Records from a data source

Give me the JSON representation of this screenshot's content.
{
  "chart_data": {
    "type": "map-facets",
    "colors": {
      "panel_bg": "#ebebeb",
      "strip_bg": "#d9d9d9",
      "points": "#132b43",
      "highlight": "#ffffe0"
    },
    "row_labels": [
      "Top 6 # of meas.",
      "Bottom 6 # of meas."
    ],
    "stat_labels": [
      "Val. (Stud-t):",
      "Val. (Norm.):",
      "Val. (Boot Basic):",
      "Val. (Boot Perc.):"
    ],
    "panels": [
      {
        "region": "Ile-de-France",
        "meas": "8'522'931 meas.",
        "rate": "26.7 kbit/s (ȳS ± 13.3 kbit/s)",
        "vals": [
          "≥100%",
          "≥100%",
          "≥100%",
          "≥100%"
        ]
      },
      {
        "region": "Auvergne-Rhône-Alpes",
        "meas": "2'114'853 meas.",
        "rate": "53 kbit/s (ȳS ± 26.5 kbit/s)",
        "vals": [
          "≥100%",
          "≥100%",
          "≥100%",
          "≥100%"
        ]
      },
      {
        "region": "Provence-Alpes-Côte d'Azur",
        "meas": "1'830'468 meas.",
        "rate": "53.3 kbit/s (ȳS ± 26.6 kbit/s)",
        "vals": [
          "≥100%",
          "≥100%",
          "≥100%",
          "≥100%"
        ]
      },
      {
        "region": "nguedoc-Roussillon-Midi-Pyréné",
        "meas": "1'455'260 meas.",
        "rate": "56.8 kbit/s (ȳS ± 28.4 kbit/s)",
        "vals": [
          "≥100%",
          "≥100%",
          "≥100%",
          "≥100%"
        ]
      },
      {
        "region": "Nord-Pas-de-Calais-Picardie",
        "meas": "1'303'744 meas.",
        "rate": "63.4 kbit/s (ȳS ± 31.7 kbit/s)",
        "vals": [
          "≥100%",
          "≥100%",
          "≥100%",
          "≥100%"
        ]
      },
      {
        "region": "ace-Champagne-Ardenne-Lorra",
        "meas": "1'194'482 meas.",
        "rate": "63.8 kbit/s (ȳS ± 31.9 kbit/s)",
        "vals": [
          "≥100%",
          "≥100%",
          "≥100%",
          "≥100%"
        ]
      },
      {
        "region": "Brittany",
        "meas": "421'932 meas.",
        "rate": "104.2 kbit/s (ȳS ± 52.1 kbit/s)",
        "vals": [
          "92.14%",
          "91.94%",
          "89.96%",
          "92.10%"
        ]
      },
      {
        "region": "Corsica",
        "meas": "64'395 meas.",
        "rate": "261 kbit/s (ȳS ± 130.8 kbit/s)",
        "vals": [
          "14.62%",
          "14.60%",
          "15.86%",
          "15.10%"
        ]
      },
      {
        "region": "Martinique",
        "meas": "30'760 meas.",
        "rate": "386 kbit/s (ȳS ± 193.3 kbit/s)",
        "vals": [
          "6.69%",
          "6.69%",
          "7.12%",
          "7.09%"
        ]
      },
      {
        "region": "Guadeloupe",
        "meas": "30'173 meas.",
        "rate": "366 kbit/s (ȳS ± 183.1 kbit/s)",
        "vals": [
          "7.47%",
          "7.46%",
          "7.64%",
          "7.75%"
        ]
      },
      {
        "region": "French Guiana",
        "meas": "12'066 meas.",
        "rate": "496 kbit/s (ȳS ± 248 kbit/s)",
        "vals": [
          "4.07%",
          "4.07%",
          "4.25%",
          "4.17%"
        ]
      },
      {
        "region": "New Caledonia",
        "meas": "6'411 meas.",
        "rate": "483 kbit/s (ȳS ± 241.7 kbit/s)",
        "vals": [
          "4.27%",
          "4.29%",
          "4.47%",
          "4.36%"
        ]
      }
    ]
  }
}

## Instructions to follow
Gather up the lines that contain the word "region".

## Exercise response
        "region": "Ile-de-France",
        "region": "Auvergne-Rhône-Alpes",
        "region": "Provence-Alpes-Côte d'Azur",
        "region": "nguedoc-Roussillon-Midi-Pyréné",
        "region": "Nord-Pas-de-Calais-Picardie",
        "region": "ace-Champagne-Ardenne-Lorra",
        "region": "Brittany",
        "region": "Corsica",
        "region": "Martinique",
        "region": "Guadeloupe",
        "region": "French Guiana",
        "region": "New Caledonia",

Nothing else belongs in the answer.